» **Aim**
Copy all of the records below verbatim.

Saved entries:
★ ★ ★ ★

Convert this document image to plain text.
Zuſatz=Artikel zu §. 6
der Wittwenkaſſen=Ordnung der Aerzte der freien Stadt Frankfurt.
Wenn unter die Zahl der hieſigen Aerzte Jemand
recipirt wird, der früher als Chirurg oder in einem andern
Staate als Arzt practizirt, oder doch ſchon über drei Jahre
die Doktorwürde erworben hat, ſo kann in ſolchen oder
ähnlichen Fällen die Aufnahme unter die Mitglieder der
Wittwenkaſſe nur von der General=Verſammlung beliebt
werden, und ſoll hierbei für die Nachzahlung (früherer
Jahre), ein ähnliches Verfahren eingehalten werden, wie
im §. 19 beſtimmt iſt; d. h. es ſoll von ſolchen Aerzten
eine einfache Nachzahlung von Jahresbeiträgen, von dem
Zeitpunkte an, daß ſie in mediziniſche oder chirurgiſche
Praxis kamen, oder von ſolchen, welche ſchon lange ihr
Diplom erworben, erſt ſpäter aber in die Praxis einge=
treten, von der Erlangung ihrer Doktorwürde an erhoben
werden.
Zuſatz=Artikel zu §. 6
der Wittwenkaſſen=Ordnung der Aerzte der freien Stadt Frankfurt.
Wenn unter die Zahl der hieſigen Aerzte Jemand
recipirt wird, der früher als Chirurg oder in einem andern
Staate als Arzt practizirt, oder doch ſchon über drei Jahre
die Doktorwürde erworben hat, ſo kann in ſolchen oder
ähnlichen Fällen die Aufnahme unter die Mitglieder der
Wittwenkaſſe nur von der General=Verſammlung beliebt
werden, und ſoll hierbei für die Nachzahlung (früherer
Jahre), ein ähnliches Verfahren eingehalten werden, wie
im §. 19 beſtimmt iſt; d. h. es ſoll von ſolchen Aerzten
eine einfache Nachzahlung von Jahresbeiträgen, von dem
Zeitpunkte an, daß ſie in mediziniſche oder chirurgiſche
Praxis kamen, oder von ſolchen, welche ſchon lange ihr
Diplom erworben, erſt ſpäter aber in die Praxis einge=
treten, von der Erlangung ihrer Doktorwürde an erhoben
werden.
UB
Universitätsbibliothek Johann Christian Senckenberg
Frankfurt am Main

★ ★ ★ ★

» **Result of this exercise**
Convert this document image to plain text.
Zuſatz=Artikel zu §. 6
der Wittwenkaſſen=Ordnung der Aerzte der freien Stadt Frankfurt.
Wenn unter die Zahl der hieſigen Aerzte Jemand
recipirt wird, der früher als Chirurg oder in einem andern
Staate als Arzt practizirt, oder doch ſchon über drei Jahre
die Doktorwürde erworben hat, ſo kann in ſolchen oder
ähnlichen Fällen die Aufnahme unter die Mitglieder der
Wittwenkaſſe nur von der General=Verſammlung beliebt
werden, und ſoll hierbei für die Nachzahlung (früherer
Jahre), ein ähnliches Verfahren eingehalten werden, wie
im §. 19 beſtimmt iſt; d. h. es ſoll von ſolchen Aerzten
eine einfache Nachzahlung von Jahresbeiträgen, von dem
Zeitpunkte an, daß ſie in mediziniſche oder chirurgiſche
Praxis kamen, oder von ſolchen, welche ſchon lange ihr
Diplom erworben, erſt ſpäter aber in die Praxis einge=
treten, von der Erlangung ihrer Doktorwürde an erhoben
werden.
Zuſatz=Artikel zu §. 6
der Wittwenkaſſen=Ordnung der Aerzte der freien Stadt Frankfurt.
Wenn unter die Zahl der hieſigen Aerzte Jemand
recipirt wird, der früher als Chirurg oder in einem andern
Staate als Arzt practizirt, oder doch ſchon über drei Jahre
die Doktorwürde erworben hat, ſo kann in ſolchen oder
ähnlichen Fällen die Aufnahme unter die Mitglieder der
Wittwenkaſſe nur von der General=Verſammlung beliebt
werden, und ſoll hierbei für die Nachzahlung (früherer
Jahre), ein ähnliches Verfahren eingehalten werden, wie
im §. 19 beſtimmt iſt; d. h. es ſoll von ſolchen Aerzten
eine einfache Nachzahlung von Jahresbeiträgen, von dem
Zeitpunkte an, daß ſie in mediziniſche oder chirurgiſche
Praxis kamen, oder von ſolchen, welche ſchon lange ihr
Diplom erworben, erſt ſpäter aber in die Praxis einge=
treten, von der Erlangung ihrer Doktorwürde an erhoben
werden.
UB
Universitätsbibliothek Johann Christian Senckenberg
Frankfurt am Main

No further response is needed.